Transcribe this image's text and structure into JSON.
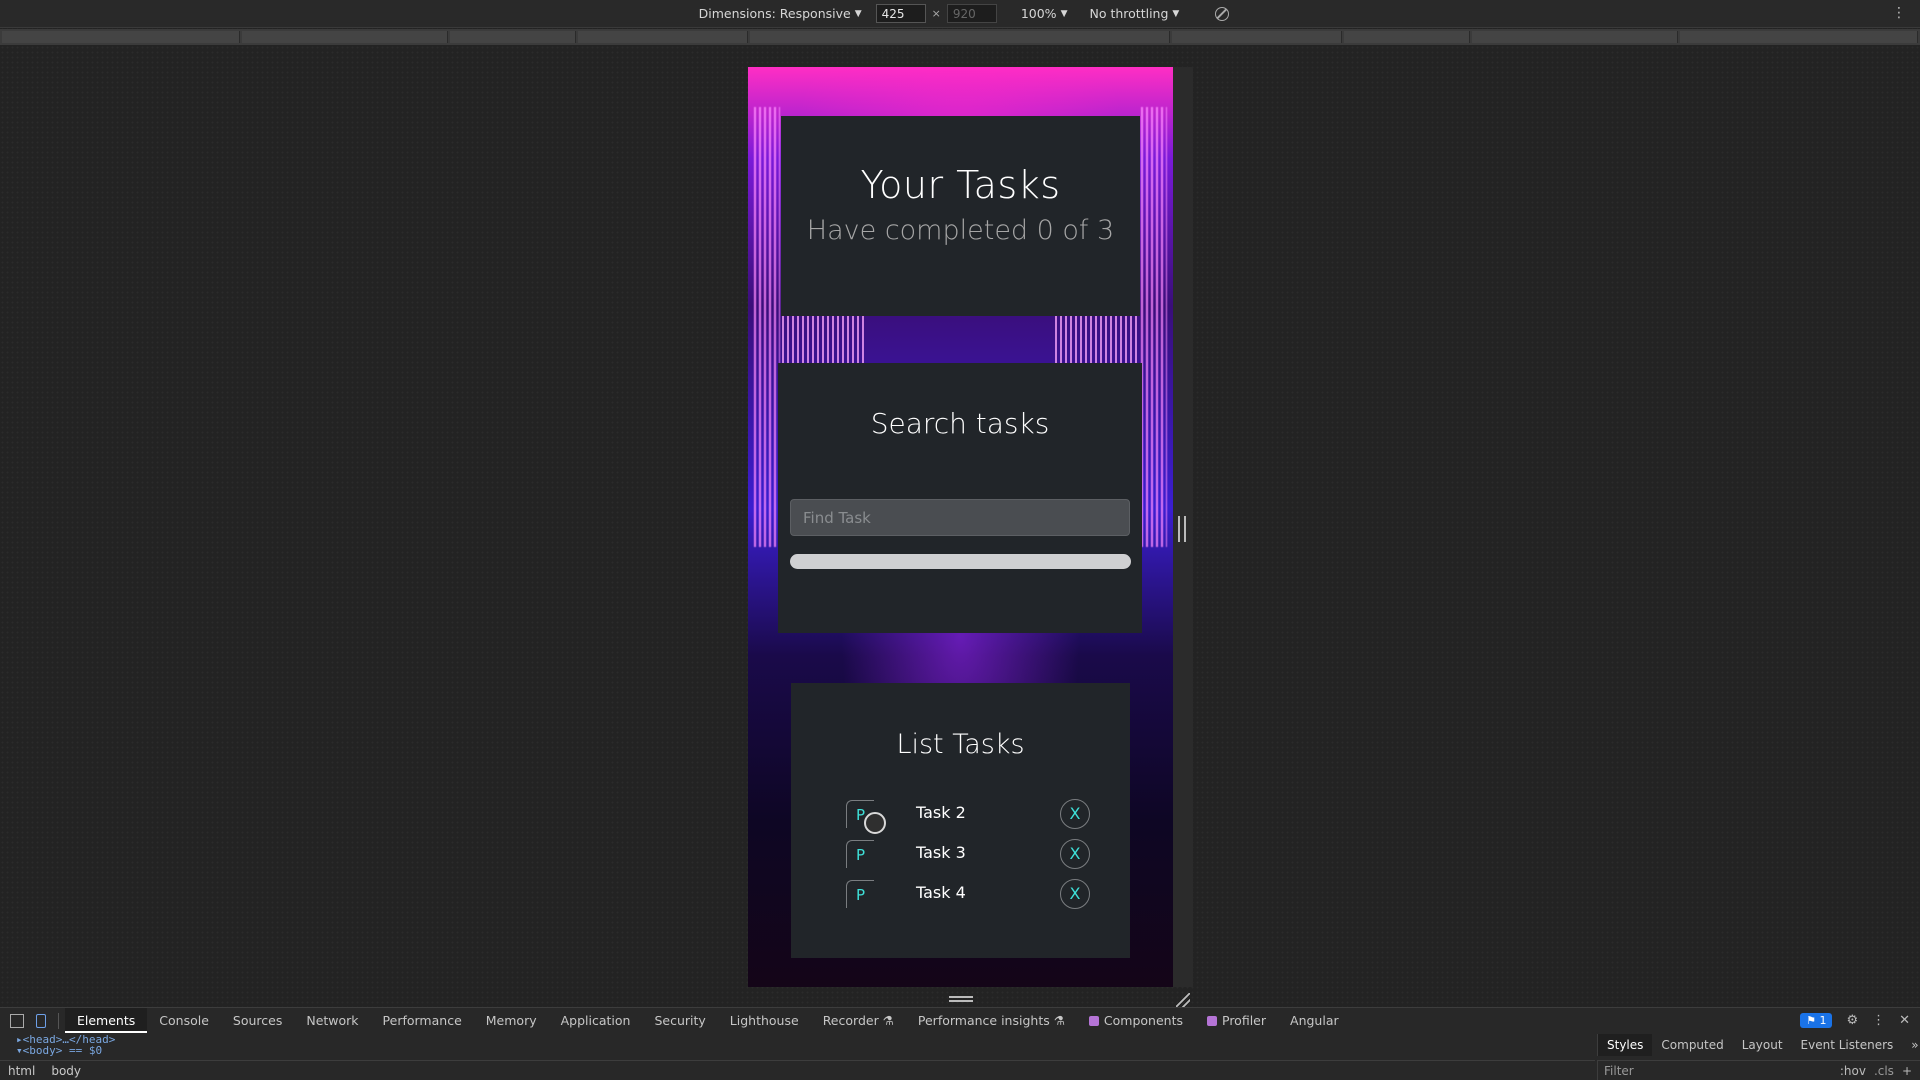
{
  "device_toolbar": {
    "dimensions_label": "Dimensions: Responsive",
    "width_value": "425",
    "height_value": "920",
    "times": "×",
    "zoom": "100%",
    "throttling": "No throttling"
  },
  "app": {
    "header": {
      "title": "Your Tasks",
      "subtitle": "Have completed 0 of 3"
    },
    "search": {
      "title": "Search tasks",
      "placeholder": "Find Task"
    },
    "list": {
      "title": "List Tasks",
      "tasks": [
        {
          "priority": "P",
          "name": "Task 2",
          "delete": "X"
        },
        {
          "priority": "P",
          "name": "Task 3",
          "delete": "X"
        },
        {
          "priority": "P",
          "name": "Task 4",
          "delete": "X"
        }
      ]
    }
  },
  "devtools": {
    "tabs": [
      "Elements",
      "Console",
      "Sources",
      "Network",
      "Performance",
      "Memory",
      "Application",
      "Security",
      "Lighthouse",
      "Recorder ⚗",
      "Performance insights ⚗",
      "Components",
      "Profiler",
      "Angular"
    ],
    "issues_count": "1",
    "code_lines": [
      "▸<head>…</head>",
      "▾<body> == $0"
    ],
    "breadcrumb": [
      "html",
      "body"
    ],
    "styles_tabs": [
      "Styles",
      "Computed",
      "Layout",
      "Event Listeners"
    ],
    "filter_placeholder": "Filter",
    "hov": ":hov",
    "cls": ".cls"
  }
}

> _YOUR INSTRUCTIONS_
All preceding records should be duplicated verbatim, images excepted.

> _TASK RESULT_
Transcribe this image's text and structure into JSON.
{
  "device_toolbar": {
    "dimensions_label": "Dimensions: Responsive",
    "width_value": "425",
    "height_value": "920",
    "times": "×",
    "zoom": "100%",
    "throttling": "No throttling"
  },
  "app": {
    "header": {
      "title": "Your Tasks",
      "subtitle": "Have completed 0 of 3"
    },
    "search": {
      "title": "Search tasks",
      "placeholder": "Find Task"
    },
    "list": {
      "title": "List Tasks",
      "tasks": [
        {
          "priority": "P",
          "name": "Task 2",
          "delete": "X"
        },
        {
          "priority": "P",
          "name": "Task 3",
          "delete": "X"
        },
        {
          "priority": "P",
          "name": "Task 4",
          "delete": "X"
        }
      ]
    }
  },
  "devtools": {
    "tabs": [
      "Elements",
      "Console",
      "Sources",
      "Network",
      "Performance",
      "Memory",
      "Application",
      "Security",
      "Lighthouse",
      "Recorder ⚗",
      "Performance insights ⚗",
      "Components",
      "Profiler",
      "Angular"
    ],
    "issues_count": "1",
    "code_lines": [
      "▸<head>…</head>",
      "▾<body> == $0"
    ],
    "breadcrumb": [
      "html",
      "body"
    ],
    "styles_tabs": [
      "Styles",
      "Computed",
      "Layout",
      "Event Listeners"
    ],
    "filter_placeholder": "Filter",
    "hov": ":hov",
    "cls": ".cls"
  }
}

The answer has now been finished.